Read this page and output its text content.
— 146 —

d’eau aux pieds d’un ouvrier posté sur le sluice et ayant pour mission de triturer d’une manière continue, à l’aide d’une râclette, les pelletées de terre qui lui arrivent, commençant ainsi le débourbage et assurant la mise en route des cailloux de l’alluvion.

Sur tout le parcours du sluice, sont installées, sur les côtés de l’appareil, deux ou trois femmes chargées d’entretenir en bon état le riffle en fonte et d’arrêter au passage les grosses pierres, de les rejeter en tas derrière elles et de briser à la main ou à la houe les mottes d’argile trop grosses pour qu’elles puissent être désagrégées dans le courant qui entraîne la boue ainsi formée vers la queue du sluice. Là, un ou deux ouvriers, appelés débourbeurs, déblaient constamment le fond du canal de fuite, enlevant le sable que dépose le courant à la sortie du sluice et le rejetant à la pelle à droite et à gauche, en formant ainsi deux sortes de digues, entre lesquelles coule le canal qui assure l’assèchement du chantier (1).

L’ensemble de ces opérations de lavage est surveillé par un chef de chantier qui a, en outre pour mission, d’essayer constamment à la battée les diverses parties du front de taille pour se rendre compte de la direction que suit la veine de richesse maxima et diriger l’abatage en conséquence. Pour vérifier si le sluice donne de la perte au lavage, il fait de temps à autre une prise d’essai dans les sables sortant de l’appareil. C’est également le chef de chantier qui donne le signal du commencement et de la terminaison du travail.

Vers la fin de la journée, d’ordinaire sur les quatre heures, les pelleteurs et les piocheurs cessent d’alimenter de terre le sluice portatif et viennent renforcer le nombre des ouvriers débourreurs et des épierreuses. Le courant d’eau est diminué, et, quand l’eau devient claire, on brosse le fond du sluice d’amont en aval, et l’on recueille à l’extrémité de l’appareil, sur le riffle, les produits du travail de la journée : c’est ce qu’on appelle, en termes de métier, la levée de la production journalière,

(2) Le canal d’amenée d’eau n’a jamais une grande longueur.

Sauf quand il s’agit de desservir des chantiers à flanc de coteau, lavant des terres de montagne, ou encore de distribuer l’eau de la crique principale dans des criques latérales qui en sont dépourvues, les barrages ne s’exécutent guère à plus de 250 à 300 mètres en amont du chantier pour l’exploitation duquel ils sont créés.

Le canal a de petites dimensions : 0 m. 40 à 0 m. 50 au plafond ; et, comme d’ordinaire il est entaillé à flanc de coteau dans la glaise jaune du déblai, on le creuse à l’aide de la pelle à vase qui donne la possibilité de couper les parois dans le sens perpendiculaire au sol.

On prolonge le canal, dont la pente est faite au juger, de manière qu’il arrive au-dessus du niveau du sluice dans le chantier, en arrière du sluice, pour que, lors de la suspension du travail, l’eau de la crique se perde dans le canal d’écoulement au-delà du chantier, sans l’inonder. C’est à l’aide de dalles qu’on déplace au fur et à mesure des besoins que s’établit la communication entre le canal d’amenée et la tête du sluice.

• **What the task requires**
Your task is to transcribe the listing above in full, exactly as given.

• **Result of the exercise**
Read this page and output its text content.
— 146 —

d’eau aux pieds d’un ouvrier posté sur le sluice et ayant pour mission de triturer d’une manière continue, à l’aide d’une râclette, les pelletées de terre qui lui arrivent, commençant ainsi le débourbage et assurant la mise en route des cailloux de l’alluvion.

Sur tout le parcours du sluice, sont installées, sur les côtés de l’appareil, deux ou trois femmes chargées d’entretenir en bon état le riffle en fonte et d’arrêter au passage les grosses pierres, de les rejeter en tas derrière elles et de briser à la main ou à la houe les mottes d’argile trop grosses pour qu’elles puissent être désagrégées dans le courant qui entraîne la boue ainsi formée vers la queue du sluice. Là, un ou deux ouvriers, appelés débourbeurs, déblaient constamment le fond du canal de fuite, enlevant le sable que dépose le courant à la sortie du sluice et le rejetant à la pelle à droite et à gauche, en formant ainsi deux sortes de digues, entre lesquelles coule le canal qui assure l’assèchement du chantier (1).

L’ensemble de ces opérations de lavage est surveillé par un chef de chantier qui a, en outre pour mission, d’essayer constamment à la battée les diverses parties du front de taille pour se rendre compte de la direction que suit la veine de richesse maxima et diriger l’abatage en conséquence. Pour vérifier si le sluice donne de la perte au lavage, il fait de temps à autre une prise d’essai dans les sables sortant de l’appareil. C’est également le chef de chantier qui donne le signal du commencement et de la terminaison du travail.

Vers la fin de la journée, d’ordinaire sur les quatre heures, les pelleteurs et les piocheurs cessent d’alimenter de terre le sluice portatif et viennent renforcer le nombre des ouvriers débourreurs et des épierreuses. Le courant d’eau est diminué, et, quand l’eau devient claire, on brosse le fond du sluice d’amont en aval, et l’on recueille à l’extrémité de l’appareil, sur le riffle, les produits du travail de la journée : c’est ce qu’on appelle, en termes de métier, la levée de la production journalière,

(2) Le canal d’amenée d’eau n’a jamais une grande longueur.

Sauf quand il s’agit de desservir des chantiers à flanc de coteau, lavant des terres de montagne, ou encore de distribuer l’eau de la crique principale dans des criques latérales qui en sont dépourvues, les barrages ne s’exécutent guère à plus de 250 à 300 mètres en amont du chantier pour l’exploitation duquel ils sont créés.

Le canal a de petites dimensions : 0 m. 40 à 0 m. 50 au plafond ; et, comme d’ordinaire il est entaillé à flanc de coteau dans la glaise jaune du déblai, on le creuse à l’aide de la pelle à vase qui donne la possibilité de couper les parois dans le sens perpendiculaire au sol.

On prolonge le canal, dont la pente est faite au juger, de manière qu’il arrive au-dessus du niveau du sluice dans le chantier, en arrière du sluice, pour que, lors de la suspension du travail, l’eau de la crique se perde dans le canal d’écoulement au-delà du chantier, sans l’inonder. C’est à l’aide de dalles qu’on déplace au fur et à mesure des besoins que s’établit la communication entre le canal d’amenée et la tête du sluice.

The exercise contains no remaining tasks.